> **EXERCISE DIRECTIONS**:
Without the images, write out the whole listing exactly.

> **EXERCISE INPUT**:
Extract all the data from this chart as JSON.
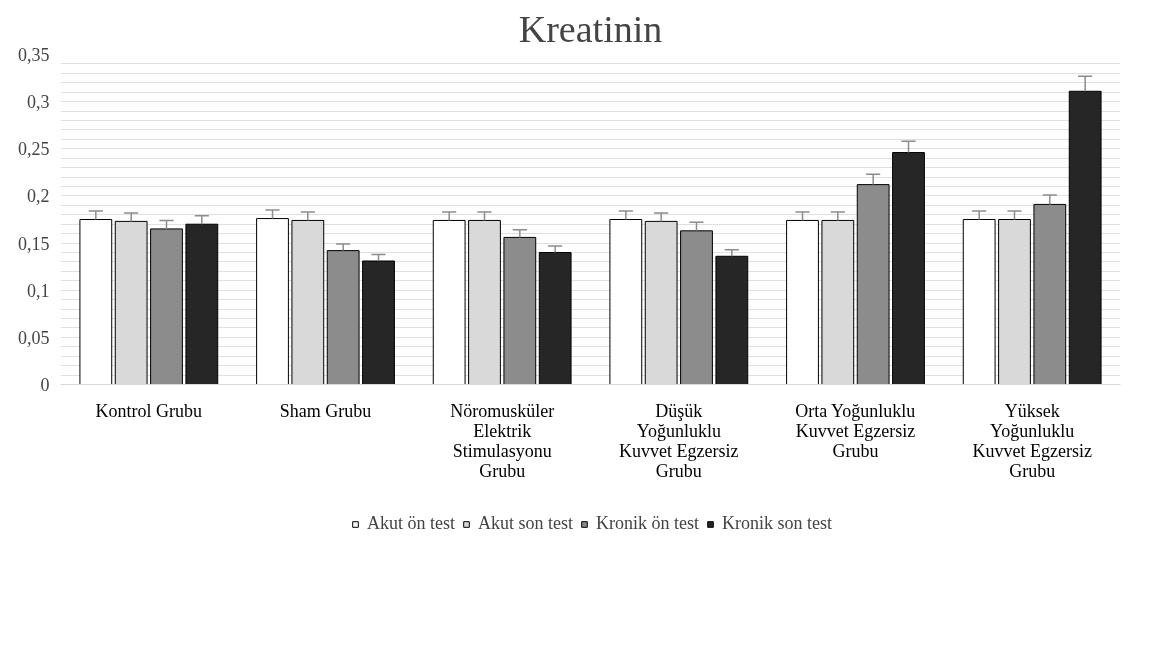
{
  "chart_data": {
    "type": "bar",
    "title": "Kreatinin",
    "categories": [
      "Kontrol Grubu",
      "Sham Grubu",
      "Nöromusküler\nElektrik\nStimulasyonu\nGrubu",
      "Düşük\nYoğunluklu\nKuvvet Egzersiz\nGrubu",
      "Orta Yoğunluklu\nKuvvet Egzersiz\nGrubu",
      "Yüksek\nYoğunluklu\nKuvvet Egzersiz\nGrubu"
    ],
    "series": [
      {
        "name": "Akut ön test",
        "color": "#ffffff",
        "values": [
          0.175,
          0.176,
          0.174,
          0.175,
          0.174,
          0.175
        ],
        "errors": [
          [
            0.175,
            0.184
          ],
          [
            0.176,
            0.185
          ],
          [
            0.174,
            0.183
          ],
          [
            0.175,
            0.184
          ],
          [
            0.174,
            0.183
          ],
          [
            0.175,
            0.184
          ]
        ]
      },
      {
        "name": "Akut son test",
        "color": "#d9d9d9",
        "values": [
          0.173,
          0.174,
          0.174,
          0.173,
          0.174,
          0.175
        ],
        "errors": [
          [
            0.173,
            0.182
          ],
          [
            0.174,
            0.183
          ],
          [
            0.174,
            0.183
          ],
          [
            0.173,
            0.182
          ],
          [
            0.174,
            0.183
          ],
          [
            0.175,
            0.184
          ]
        ]
      },
      {
        "name": "Kronik ön test",
        "color": "#8c8c8c",
        "values": [
          0.165,
          0.142,
          0.156,
          0.163,
          0.212,
          0.191
        ],
        "errors": [
          [
            0.165,
            0.174
          ],
          [
            0.142,
            0.149
          ],
          [
            0.156,
            0.164
          ],
          [
            0.163,
            0.172
          ],
          [
            0.212,
            0.223
          ],
          [
            0.191,
            0.201
          ]
        ]
      },
      {
        "name": "Kronik son test",
        "color": "#262626",
        "values": [
          0.17,
          0.131,
          0.14,
          0.136,
          0.246,
          0.311
        ],
        "errors": [
          [
            0.17,
            0.179
          ],
          [
            0.131,
            0.138
          ],
          [
            0.14,
            0.147
          ],
          [
            0.136,
            0.143
          ],
          [
            0.246,
            0.258
          ],
          [
            0.311,
            0.327
          ]
        ]
      }
    ],
    "ylim": [
      0,
      0.35
    ],
    "yticks": [
      {
        "value": 0,
        "label": "0"
      },
      {
        "value": 0.01,
        "label": null
      },
      {
        "value": 0.02,
        "label": null
      },
      {
        "value": 0.03,
        "label": null
      },
      {
        "value": 0.04,
        "label": null
      },
      {
        "value": 0.05,
        "label": "0,05"
      },
      {
        "value": 0.06,
        "label": null
      },
      {
        "value": 0.07,
        "label": null
      },
      {
        "value": 0.08,
        "label": null
      },
      {
        "value": 0.09,
        "label": null
      },
      {
        "value": 0.1,
        "label": "0,1"
      },
      {
        "value": 0.11,
        "label": null
      },
      {
        "value": 0.12,
        "label": null
      },
      {
        "value": 0.13,
        "label": null
      },
      {
        "value": 0.14,
        "label": null
      },
      {
        "value": 0.15,
        "label": "0,15"
      },
      {
        "value": 0.16,
        "label": null
      },
      {
        "value": 0.17,
        "label": null
      },
      {
        "value": 0.18,
        "label": null
      },
      {
        "value": 0.19,
        "label": null
      },
      {
        "value": 0.2,
        "label": "0,2"
      },
      {
        "value": 0.21,
        "label": null
      },
      {
        "value": 0.22,
        "label": null
      },
      {
        "value": 0.23,
        "label": null
      },
      {
        "value": 0.24,
        "label": null
      },
      {
        "value": 0.25,
        "label": "0,25"
      },
      {
        "value": 0.26,
        "label": null
      },
      {
        "value": 0.27,
        "label": null
      },
      {
        "value": 0.28,
        "label": null
      },
      {
        "value": 0.29,
        "label": null
      },
      {
        "value": 0.3,
        "label": "0,3"
      },
      {
        "value": 0.31,
        "label": null
      },
      {
        "value": 0.32,
        "label": null
      },
      {
        "value": 0.33,
        "label": null
      },
      {
        "value": 0.34,
        "label": null
      },
      {
        "value": 0.35,
        "label": "0,35"
      }
    ],
    "grid": "y",
    "legend": "bottom"
  }
}
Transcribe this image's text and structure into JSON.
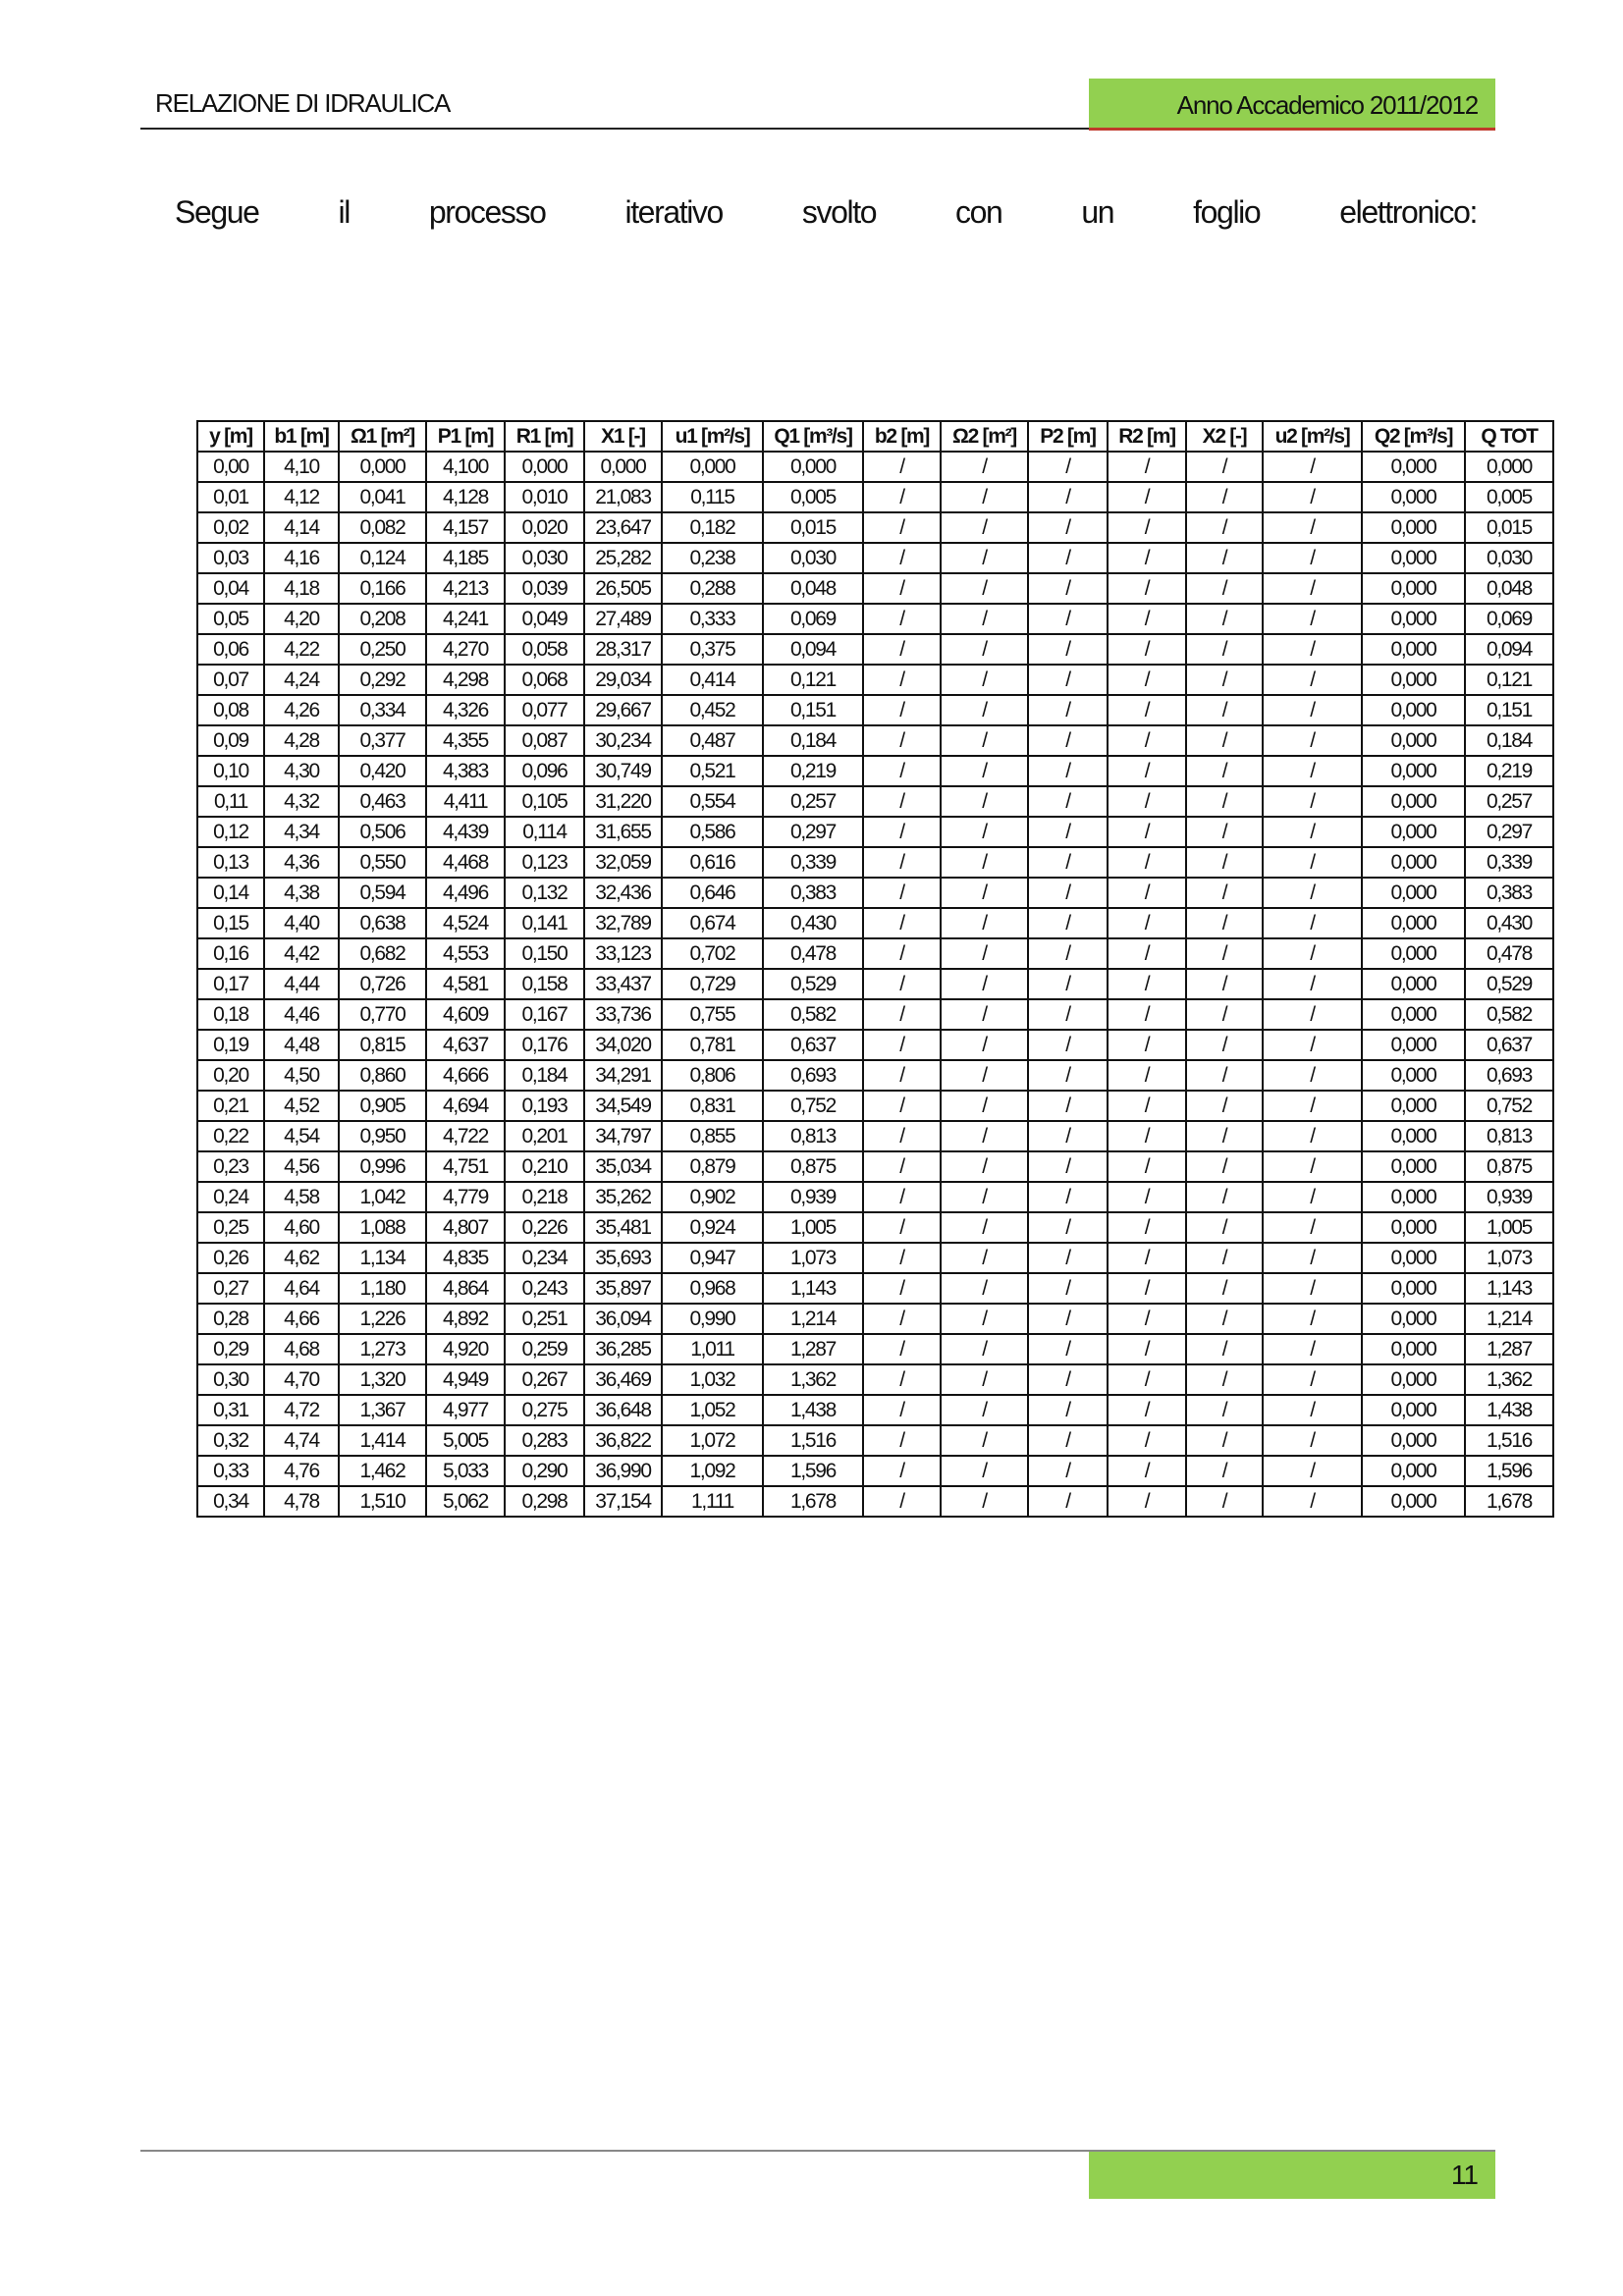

> **WRITTEN SOLUTION**:
Extract all the data from this chart as JSON.
{
  "chart_data": {
    "type": "bar",
    "title": "Kreatinin",
    "categories": [
      "Kontrol Grubu",
      "Sham Grubu",
      "Nöromusküler\nElektrik\nStimulasyonu\nGrubu",
      "Düşük\nYoğunluklu\nKuvvet Egzersiz\nGrubu",
      "Orta Yoğunluklu\nKuvvet Egzersiz\nGrubu",
      "Yüksek\nYoğunluklu\nKuvvet Egzersiz\nGrubu"
    ],
    "series": [
      {
        "name": "Akut ön test",
        "color": "#ffffff",
        "values": [
          0.175,
          0.176,
          0.174,
          0.175,
          0.174,
          0.175
        ],
        "errors": [
          [
            0.175,
            0.184
          ],
          [
            0.176,
            0.185
          ],
          [
            0.174,
            0.183
          ],
          [
            0.175,
            0.184
          ],
          [
            0.174,
            0.183
          ],
          [
            0.175,
            0.184
          ]
        ]
      },
      {
        "name": "Akut son test",
        "color": "#d9d9d9",
        "values": [
          0.173,
          0.174,
          0.174,
          0.173,
          0.174,
          0.175
        ],
        "errors": [
          [
            0.173,
            0.182
          ],
          [
            0.174,
            0.183
          ],
          [
            0.174,
            0.183
          ],
          [
            0.173,
            0.182
          ],
          [
            0.174,
            0.183
          ],
          [
            0.175,
            0.184
          ]
        ]
      },
      {
        "name": "Kronik ön test",
        "color": "#8c8c8c",
        "values": [
          0.165,
          0.142,
          0.156,
          0.163,
          0.212,
          0.191
        ],
        "errors": [
          [
            0.165,
            0.174
          ],
          [
            0.142,
            0.149
          ],
          [
            0.156,
            0.164
          ],
          [
            0.163,
            0.172
          ],
          [
            0.212,
            0.223
          ],
          [
            0.191,
            0.201
          ]
        ]
      },
      {
        "name": "Kronik son test",
        "color": "#262626",
        "values": [
          0.17,
          0.131,
          0.14,
          0.136,
          0.246,
          0.311
        ],
        "errors": [
          [
            0.17,
            0.179
          ],
          [
            0.131,
            0.138
          ],
          [
            0.14,
            0.147
          ],
          [
            0.136,
            0.143
          ],
          [
            0.246,
            0.258
          ],
          [
            0.311,
            0.327
          ]
        ]
      }
    ],
    "ylim": [
      0,
      0.35
    ],
    "yticks": [
      {
        "value": 0,
        "label": "0"
      },
      {
        "value": 0.01,
        "label": null
      },
      {
        "value": 0.02,
        "label": null
      },
      {
        "value": 0.03,
        "label": null
      },
      {
        "value": 0.04,
        "label": null
      },
      {
        "value": 0.05,
        "label": "0,05"
      },
      {
        "value": 0.06,
        "label": null
      },
      {
        "value": 0.07,
        "label": null
      },
      {
        "value": 0.08,
        "label": null
      },
      {
        "value": 0.09,
        "label": null
      },
      {
        "value": 0.1,
        "label": "0,1"
      },
      {
        "value": 0.11,
        "label": null
      },
      {
        "value": 0.12,
        "label": null
      },
      {
        "value": 0.13,
        "label": null
      },
      {
        "value": 0.14,
        "label": null
      },
      {
        "value": 0.15,
        "label": "0,15"
      },
      {
        "value": 0.16,
        "label": null
      },
      {
        "value": 0.17,
        "label": null
      },
      {
        "value": 0.18,
        "label": null
      },
      {
        "value": 0.19,
        "label": null
      },
      {
        "value": 0.2,
        "label": "0,2"
      },
      {
        "value": 0.21,
        "label": null
      },
      {
        "value": 0.22,
        "label": null
      },
      {
        "value": 0.23,
        "label": null
      },
      {
        "value": 0.24,
        "label": null
      },
      {
        "value": 0.25,
        "label": "0,25"
      },
      {
        "value": 0.26,
        "label": null
      },
      {
        "value": 0.27,
        "label": null
      },
      {
        "value": 0.28,
        "label": null
      },
      {
        "value": 0.29,
        "label": null
      },
      {
        "value": 0.3,
        "label": "0,3"
      },
      {
        "value": 0.31,
        "label": null
      },
      {
        "value": 0.32,
        "label": null
      },
      {
        "value": 0.33,
        "label": null
      },
      {
        "value": 0.34,
        "label": null
      },
      {
        "value": 0.35,
        "label": "0,35"
      }
    ],
    "grid": "y",
    "legend": "bottom"
  }
}
Transcribe this image's text and structure into JSON.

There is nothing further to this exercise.